DATA SUPPLIED:

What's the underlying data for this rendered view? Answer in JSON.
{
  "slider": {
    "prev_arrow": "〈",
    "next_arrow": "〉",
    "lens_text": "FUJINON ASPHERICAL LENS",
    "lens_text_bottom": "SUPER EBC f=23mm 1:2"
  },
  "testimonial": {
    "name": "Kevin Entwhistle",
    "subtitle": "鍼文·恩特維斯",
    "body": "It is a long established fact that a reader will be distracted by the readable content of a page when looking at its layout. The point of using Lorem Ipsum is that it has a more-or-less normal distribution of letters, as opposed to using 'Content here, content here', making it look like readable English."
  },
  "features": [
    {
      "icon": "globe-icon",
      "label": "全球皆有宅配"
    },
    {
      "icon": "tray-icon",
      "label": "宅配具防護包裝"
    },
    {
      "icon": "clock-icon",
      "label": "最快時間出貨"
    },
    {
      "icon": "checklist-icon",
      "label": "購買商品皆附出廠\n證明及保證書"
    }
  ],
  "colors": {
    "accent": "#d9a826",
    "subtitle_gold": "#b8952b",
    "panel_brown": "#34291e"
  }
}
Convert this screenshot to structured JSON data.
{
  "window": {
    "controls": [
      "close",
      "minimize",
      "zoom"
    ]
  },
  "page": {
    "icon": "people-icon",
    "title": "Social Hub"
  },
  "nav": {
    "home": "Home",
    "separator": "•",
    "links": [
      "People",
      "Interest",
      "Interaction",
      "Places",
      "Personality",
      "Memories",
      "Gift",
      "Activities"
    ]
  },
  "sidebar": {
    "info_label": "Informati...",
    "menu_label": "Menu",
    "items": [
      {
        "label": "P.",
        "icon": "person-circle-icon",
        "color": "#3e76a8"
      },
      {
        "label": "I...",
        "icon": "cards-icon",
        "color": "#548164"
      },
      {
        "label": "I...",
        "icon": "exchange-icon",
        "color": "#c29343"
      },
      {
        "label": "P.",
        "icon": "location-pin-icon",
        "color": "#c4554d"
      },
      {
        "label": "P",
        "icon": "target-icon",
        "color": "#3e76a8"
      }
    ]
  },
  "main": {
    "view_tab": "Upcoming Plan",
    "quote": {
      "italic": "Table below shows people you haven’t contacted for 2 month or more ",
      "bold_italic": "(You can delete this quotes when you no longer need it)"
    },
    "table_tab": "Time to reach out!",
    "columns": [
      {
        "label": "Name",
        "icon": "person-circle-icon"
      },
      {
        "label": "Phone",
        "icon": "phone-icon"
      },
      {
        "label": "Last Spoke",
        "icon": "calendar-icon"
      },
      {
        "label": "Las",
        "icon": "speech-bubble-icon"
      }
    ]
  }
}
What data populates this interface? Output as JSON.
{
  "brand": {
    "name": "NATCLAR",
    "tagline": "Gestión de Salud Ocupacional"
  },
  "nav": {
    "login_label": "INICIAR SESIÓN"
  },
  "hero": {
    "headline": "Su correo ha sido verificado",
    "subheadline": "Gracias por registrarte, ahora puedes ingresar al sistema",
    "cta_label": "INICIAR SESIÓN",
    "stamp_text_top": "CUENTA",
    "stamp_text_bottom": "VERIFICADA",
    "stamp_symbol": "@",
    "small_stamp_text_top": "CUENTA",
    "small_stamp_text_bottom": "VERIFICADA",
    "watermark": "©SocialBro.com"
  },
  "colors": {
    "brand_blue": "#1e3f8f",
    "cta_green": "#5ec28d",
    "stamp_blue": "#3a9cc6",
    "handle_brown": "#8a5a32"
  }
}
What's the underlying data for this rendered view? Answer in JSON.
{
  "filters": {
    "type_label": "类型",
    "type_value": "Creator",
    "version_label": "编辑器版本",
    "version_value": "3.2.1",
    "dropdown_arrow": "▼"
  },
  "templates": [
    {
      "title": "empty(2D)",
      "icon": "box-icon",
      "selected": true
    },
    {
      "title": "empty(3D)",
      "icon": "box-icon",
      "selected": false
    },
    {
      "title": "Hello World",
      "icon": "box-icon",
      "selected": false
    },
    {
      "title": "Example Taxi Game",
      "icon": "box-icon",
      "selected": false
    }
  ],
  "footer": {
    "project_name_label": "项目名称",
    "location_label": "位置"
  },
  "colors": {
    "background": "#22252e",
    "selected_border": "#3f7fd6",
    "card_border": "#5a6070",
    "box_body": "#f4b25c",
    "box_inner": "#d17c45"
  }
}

GOAL: Using the listing, copy every line where the word "INICIAR" shows up.

TASK ANSWER:
    "login_label": "INICIAR SESIÓN"
    "cta_label": "INICIAR SESIÓN",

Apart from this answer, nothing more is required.